# Instruction
Copy each line of the entries beneath that contains the word "emoji".

# Exercise materials
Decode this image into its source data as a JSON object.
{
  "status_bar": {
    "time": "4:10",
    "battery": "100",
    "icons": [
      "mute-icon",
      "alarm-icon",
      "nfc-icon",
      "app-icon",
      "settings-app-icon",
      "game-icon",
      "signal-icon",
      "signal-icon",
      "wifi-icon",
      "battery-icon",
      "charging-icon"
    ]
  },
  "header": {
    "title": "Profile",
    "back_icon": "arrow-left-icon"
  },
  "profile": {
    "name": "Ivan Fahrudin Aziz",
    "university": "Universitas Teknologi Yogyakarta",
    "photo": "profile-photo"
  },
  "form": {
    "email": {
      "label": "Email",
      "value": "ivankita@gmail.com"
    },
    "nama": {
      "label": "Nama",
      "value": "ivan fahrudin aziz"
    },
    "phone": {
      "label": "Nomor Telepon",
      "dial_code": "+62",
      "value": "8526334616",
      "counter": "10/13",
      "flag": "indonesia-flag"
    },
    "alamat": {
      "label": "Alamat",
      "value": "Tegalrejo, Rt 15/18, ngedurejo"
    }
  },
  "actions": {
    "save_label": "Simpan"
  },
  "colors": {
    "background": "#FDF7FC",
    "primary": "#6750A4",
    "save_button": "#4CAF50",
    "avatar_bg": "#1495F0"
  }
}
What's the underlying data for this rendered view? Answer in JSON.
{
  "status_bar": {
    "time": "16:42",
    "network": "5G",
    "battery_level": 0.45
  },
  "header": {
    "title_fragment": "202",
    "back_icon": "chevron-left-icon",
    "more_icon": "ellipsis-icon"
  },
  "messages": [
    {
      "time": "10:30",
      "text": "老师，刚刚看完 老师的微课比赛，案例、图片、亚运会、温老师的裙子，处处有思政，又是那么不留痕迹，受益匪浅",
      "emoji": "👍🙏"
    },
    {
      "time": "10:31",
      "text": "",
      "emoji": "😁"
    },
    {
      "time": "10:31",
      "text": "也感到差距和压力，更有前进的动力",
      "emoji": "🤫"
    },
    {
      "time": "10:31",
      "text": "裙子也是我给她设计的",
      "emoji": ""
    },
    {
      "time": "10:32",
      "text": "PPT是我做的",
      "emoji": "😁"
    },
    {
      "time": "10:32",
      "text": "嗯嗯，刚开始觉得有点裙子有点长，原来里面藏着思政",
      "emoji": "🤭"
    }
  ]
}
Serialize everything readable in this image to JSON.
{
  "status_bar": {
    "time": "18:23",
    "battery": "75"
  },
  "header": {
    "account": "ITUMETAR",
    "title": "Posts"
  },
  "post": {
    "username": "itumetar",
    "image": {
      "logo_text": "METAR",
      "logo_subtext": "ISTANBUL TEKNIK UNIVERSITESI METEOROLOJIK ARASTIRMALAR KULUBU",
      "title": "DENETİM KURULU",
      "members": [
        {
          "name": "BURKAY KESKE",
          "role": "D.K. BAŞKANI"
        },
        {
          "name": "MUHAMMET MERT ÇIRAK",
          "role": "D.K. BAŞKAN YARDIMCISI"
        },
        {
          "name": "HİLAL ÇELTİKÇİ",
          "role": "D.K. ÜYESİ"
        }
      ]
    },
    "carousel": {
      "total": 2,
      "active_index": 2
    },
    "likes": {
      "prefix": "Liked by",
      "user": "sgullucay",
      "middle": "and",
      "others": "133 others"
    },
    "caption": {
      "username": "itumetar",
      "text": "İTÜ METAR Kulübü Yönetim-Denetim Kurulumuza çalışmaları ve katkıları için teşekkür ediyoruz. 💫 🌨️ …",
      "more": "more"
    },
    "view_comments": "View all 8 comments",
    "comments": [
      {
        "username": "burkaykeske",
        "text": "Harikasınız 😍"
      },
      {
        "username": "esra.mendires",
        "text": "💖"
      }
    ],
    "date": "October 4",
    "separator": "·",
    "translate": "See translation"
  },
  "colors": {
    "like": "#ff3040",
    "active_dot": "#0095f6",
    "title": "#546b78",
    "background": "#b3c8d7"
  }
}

# Output
      "emoji": "👍🙏"
      "emoji": "😁"
      "emoji": "🤫"
      "emoji": ""
      "emoji": "😁"
      "emoji": "🤭"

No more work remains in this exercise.